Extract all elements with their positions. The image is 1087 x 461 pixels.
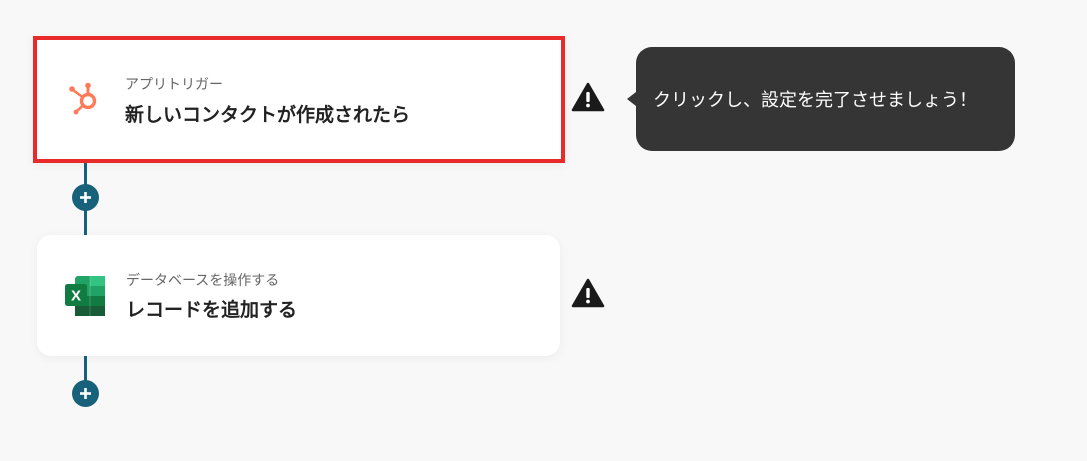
warning-icon[interactable] [571, 82, 605, 112]
add-step-button[interactable] [72, 380, 99, 407]
plus-icon [80, 388, 91, 399]
step-title: 新しいコンタクトが作成されたら [125, 104, 411, 126]
step-title: レコードを追加する [126, 299, 298, 321]
plus-icon [80, 192, 91, 203]
svg-text:X: X [71, 288, 81, 305]
flow-step-card-trigger[interactable]: アプリトリガー 新しいコンタクトが作成されたら [33, 36, 565, 163]
add-step-button[interactable] [72, 184, 99, 211]
tooltip-text: クリックし、設定を完了させましょう！ [653, 90, 977, 111]
step-type-label: データベースを操作する [126, 273, 280, 289]
step-type-label: アプリトリガー [125, 77, 223, 93]
setup-tooltip: クリックし、設定を完了させましょう！ [627, 47, 1015, 151]
flow-step-card-action[interactable]: X データベースを操作する レコードを追加する [37, 235, 560, 356]
excel-icon: X [65, 275, 107, 317]
warning-icon[interactable] [571, 278, 605, 308]
hubspot-icon [63, 77, 105, 119]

━━━━━━━━━━

▶ _What the task requires_:
Please reproduce the records above word for word, omitting the pictures.

▶ _Written response_:
Extract all elements with their positions. The image is 1087 x 461 pixels.
warning-icon[interactable] [571, 82, 605, 112]
add-step-button[interactable] [72, 380, 99, 407]
plus-icon [80, 388, 91, 399]
step-title: 新しいコンタクトが作成されたら [125, 104, 411, 126]
step-title: レコードを追加する [126, 299, 298, 321]
plus-icon [80, 192, 91, 203]
svg-text:X: X [71, 288, 81, 305]
flow-step-card-trigger[interactable]: アプリトリガー 新しいコンタクトが作成されたら [33, 36, 565, 163]
add-step-button[interactable] [72, 184, 99, 211]
tooltip-text: クリックし、設定を完了させましょう！ [653, 90, 977, 111]
step-type-label: データベースを操作する [126, 273, 280, 289]
step-type-label: アプリトリガー [125, 77, 223, 93]
setup-tooltip: クリックし、設定を完了させましょう！ [627, 47, 1015, 151]
flow-step-card-action[interactable]: X データベースを操作する レコードを追加する [37, 235, 560, 356]
excel-icon: X [65, 275, 107, 317]
warning-icon[interactable] [571, 278, 605, 308]
hubspot-icon [63, 77, 105, 119]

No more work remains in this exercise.